Given exercise: Reproduce every one of the following items verbatim, line by line, without altering anything.

[Element location data]
────────────────────────────────────────

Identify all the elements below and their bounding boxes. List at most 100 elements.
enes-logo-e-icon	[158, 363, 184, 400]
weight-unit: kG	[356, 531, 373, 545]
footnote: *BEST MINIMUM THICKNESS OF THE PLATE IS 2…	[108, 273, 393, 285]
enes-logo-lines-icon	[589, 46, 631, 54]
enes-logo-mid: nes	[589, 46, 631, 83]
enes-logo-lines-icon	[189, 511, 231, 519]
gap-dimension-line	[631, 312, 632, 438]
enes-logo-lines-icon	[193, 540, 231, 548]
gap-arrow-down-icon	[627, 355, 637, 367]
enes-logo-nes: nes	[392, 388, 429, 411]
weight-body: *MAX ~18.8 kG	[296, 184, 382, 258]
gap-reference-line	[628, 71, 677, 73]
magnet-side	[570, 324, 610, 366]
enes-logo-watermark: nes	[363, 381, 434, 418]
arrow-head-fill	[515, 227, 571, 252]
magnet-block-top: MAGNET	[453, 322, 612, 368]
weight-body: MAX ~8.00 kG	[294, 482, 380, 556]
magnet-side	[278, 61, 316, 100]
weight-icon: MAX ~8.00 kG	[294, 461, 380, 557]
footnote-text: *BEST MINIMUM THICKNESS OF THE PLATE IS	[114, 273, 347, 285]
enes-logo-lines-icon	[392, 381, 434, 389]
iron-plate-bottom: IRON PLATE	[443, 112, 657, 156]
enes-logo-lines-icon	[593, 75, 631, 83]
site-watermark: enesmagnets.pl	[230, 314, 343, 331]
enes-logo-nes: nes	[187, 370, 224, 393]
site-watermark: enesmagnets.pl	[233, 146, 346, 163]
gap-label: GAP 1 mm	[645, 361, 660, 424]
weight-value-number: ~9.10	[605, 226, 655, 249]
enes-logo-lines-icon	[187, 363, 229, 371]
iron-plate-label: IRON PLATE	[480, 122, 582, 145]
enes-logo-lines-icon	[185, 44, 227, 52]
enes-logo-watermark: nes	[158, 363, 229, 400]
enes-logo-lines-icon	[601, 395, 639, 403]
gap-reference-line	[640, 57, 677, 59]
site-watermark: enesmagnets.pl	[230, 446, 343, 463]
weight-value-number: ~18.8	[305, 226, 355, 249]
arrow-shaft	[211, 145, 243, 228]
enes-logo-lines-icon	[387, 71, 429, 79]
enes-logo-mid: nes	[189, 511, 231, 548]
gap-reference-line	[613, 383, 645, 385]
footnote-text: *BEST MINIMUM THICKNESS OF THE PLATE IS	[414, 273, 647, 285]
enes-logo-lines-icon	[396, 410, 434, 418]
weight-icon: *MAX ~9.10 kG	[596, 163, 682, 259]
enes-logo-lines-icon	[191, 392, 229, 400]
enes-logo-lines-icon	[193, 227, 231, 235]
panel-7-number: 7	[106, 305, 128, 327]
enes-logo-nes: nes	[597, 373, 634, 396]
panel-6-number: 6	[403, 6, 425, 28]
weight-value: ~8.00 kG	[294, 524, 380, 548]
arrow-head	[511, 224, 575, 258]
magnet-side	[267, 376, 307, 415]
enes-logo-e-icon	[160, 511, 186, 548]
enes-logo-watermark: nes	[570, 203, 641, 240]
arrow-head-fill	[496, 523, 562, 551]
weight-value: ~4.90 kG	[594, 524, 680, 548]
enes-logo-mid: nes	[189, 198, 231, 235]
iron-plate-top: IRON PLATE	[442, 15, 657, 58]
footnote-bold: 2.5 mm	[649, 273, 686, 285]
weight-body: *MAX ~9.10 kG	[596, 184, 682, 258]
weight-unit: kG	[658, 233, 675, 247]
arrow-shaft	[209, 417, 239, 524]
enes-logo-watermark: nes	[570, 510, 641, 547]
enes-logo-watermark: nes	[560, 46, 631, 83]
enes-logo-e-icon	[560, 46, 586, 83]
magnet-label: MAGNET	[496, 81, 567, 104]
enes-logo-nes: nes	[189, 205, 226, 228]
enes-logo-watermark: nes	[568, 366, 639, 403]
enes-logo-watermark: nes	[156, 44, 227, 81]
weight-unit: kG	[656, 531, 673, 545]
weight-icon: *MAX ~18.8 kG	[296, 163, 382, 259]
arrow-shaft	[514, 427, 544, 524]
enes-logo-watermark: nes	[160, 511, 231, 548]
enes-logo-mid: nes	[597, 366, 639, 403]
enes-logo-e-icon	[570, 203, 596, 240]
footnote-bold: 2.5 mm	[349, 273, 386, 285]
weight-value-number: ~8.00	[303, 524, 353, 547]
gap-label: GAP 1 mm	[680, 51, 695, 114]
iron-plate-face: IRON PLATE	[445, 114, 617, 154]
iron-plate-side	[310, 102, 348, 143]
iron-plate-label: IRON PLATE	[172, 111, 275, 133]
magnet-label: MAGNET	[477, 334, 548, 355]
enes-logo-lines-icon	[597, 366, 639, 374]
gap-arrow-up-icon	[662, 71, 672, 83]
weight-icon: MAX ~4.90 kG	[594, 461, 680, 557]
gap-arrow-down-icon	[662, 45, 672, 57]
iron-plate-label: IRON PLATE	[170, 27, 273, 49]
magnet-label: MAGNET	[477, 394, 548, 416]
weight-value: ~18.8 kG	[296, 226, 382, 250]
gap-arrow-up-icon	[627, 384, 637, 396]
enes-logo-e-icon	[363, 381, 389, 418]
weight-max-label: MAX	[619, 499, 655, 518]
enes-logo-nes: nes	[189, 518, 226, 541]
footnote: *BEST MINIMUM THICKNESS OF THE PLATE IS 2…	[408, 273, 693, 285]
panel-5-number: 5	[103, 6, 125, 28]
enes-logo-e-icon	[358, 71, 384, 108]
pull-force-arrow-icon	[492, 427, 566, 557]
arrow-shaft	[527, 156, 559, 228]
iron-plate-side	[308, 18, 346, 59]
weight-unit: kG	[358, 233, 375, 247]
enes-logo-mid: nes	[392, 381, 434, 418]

────────────────────────────────────────

Solved problem:
Identify all the elements below and their bounding boxes. List at most 100 elements.
enes-logo-e-icon	[158, 363, 184, 400]
weight-unit: kG	[356, 531, 373, 545]
footnote: *BEST MINIMUM THICKNESS OF THE PLATE IS 2…	[108, 273, 393, 285]
enes-logo-lines-icon	[589, 46, 631, 54]
enes-logo-mid: nes	[589, 46, 631, 83]
enes-logo-lines-icon	[189, 511, 231, 519]
gap-dimension-line	[631, 312, 632, 438]
enes-logo-lines-icon	[193, 540, 231, 548]
gap-arrow-down-icon	[627, 355, 637, 367]
enes-logo-nes: nes	[392, 388, 429, 411]
weight-body: *MAX ~18.8 kG	[296, 184, 382, 258]
gap-reference-line	[628, 71, 677, 73]
magnet-side	[570, 324, 610, 366]
enes-logo-watermark: nes	[363, 381, 434, 418]
arrow-head-fill	[515, 227, 571, 252]
magnet-block-top: MAGNET	[453, 322, 612, 368]
weight-body: MAX ~8.00 kG	[294, 482, 380, 556]
magnet-side	[278, 61, 316, 100]
weight-icon: MAX ~8.00 kG	[294, 461, 380, 557]
footnote-text: *BEST MINIMUM THICKNESS OF THE PLATE IS	[114, 273, 347, 285]
enes-logo-lines-icon	[392, 381, 434, 389]
iron-plate-bottom: IRON PLATE	[443, 112, 657, 156]
enes-logo-lines-icon	[593, 75, 631, 83]
site-watermark: enesmagnets.pl	[230, 314, 343, 331]
enes-logo-nes: nes	[187, 370, 224, 393]
site-watermark: enesmagnets.pl	[233, 146, 346, 163]
gap-label: GAP 1 mm	[645, 361, 660, 424]
weight-value-number: ~9.10	[605, 226, 655, 249]
enes-logo-lines-icon	[187, 363, 229, 371]
iron-plate-label: IRON PLATE	[480, 122, 582, 145]
enes-logo-lines-icon	[185, 44, 227, 52]
enes-logo-watermark: nes	[158, 363, 229, 400]
enes-logo-lines-icon	[601, 395, 639, 403]
gap-reference-line	[640, 57, 677, 59]
site-watermark: enesmagnets.pl	[230, 446, 343, 463]
weight-value-number: ~18.8	[305, 226, 355, 249]
arrow-shaft	[211, 145, 243, 228]
enes-logo-lines-icon	[387, 71, 429, 79]
enes-logo-mid: nes	[189, 511, 231, 548]
gap-reference-line	[613, 383, 645, 385]
footnote-text: *BEST MINIMUM THICKNESS OF THE PLATE IS	[414, 273, 647, 285]
enes-logo-lines-icon	[396, 410, 434, 418]
weight-icon: *MAX ~9.10 kG	[596, 163, 682, 259]
enes-logo-lines-icon	[191, 392, 229, 400]
enes-logo-lines-icon	[193, 227, 231, 235]
panel-7-number: 7	[106, 305, 128, 327]
enes-logo-nes: nes	[597, 373, 634, 396]
panel-6-number: 6	[403, 6, 425, 28]
weight-value: ~8.00 kG	[294, 524, 380, 548]
arrow-head	[511, 224, 575, 258]
magnet-side	[267, 376, 307, 415]
enes-logo-e-icon	[160, 511, 186, 548]
enes-logo-watermark: nes	[570, 203, 641, 240]
arrow-head-fill	[496, 523, 562, 551]
weight-value: ~4.90 kG	[594, 524, 680, 548]
enes-logo-mid: nes	[189, 198, 231, 235]
iron-plate-top: IRON PLATE	[442, 15, 657, 58]
footnote-bold: 2.5 mm	[649, 273, 686, 285]
weight-body: *MAX ~9.10 kG	[596, 184, 682, 258]
weight-unit: kG	[658, 233, 675, 247]
arrow-shaft	[209, 417, 239, 524]
enes-logo-watermark: nes	[570, 510, 641, 547]
enes-logo-watermark: nes	[560, 46, 631, 83]
enes-logo-e-icon	[560, 46, 586, 83]
magnet-label: MAGNET	[496, 81, 567, 104]
enes-logo-nes: nes	[189, 205, 226, 228]
enes-logo-watermark: nes	[568, 366, 639, 403]
enes-logo-watermark: nes	[156, 44, 227, 81]
weight-unit: kG	[656, 531, 673, 545]
weight-icon: *MAX ~18.8 kG	[296, 163, 382, 259]
arrow-shaft	[514, 427, 544, 524]
enes-logo-watermark: nes	[160, 511, 231, 548]
enes-logo-mid: nes	[597, 366, 639, 403]
enes-logo-e-icon	[570, 203, 596, 240]
footnote-bold: 2.5 mm	[349, 273, 386, 285]
weight-value-number: ~8.00	[303, 524, 353, 547]
gap-label: GAP 1 mm	[680, 51, 695, 114]
iron-plate-face: IRON PLATE	[445, 114, 617, 154]
iron-plate-side	[310, 102, 348, 143]
iron-plate-label: IRON PLATE	[172, 111, 275, 133]
magnet-label: MAGNET	[477, 334, 548, 355]
enes-logo-lines-icon	[597, 366, 639, 374]
gap-arrow-up-icon	[662, 71, 672, 83]
weight-icon: MAX ~4.90 kG	[594, 461, 680, 557]
gap-arrow-down-icon	[662, 45, 672, 57]
iron-plate-label: IRON PLATE	[170, 27, 273, 49]
magnet-label: MAGNET	[477, 394, 548, 416]
weight-value: ~18.8 kG	[296, 226, 382, 250]
gap-arrow-up-icon	[627, 384, 637, 396]
enes-logo-e-icon	[363, 381, 389, 418]
weight-max-label: MAX	[619, 499, 655, 518]
enes-logo-nes: nes	[189, 518, 226, 541]
footnote: *BEST MINIMUM THICKNESS OF THE PLATE IS 2…	[408, 273, 693, 285]
panel-5-number: 5	[103, 6, 125, 28]
enes-logo-e-icon	[358, 71, 384, 108]
pull-force-arrow-icon	[492, 427, 566, 557]
arrow-shaft	[527, 156, 559, 228]
iron-plate-side	[308, 18, 346, 59]
weight-unit: kG	[358, 233, 375, 247]
enes-logo-mid: nes	[392, 381, 434, 418]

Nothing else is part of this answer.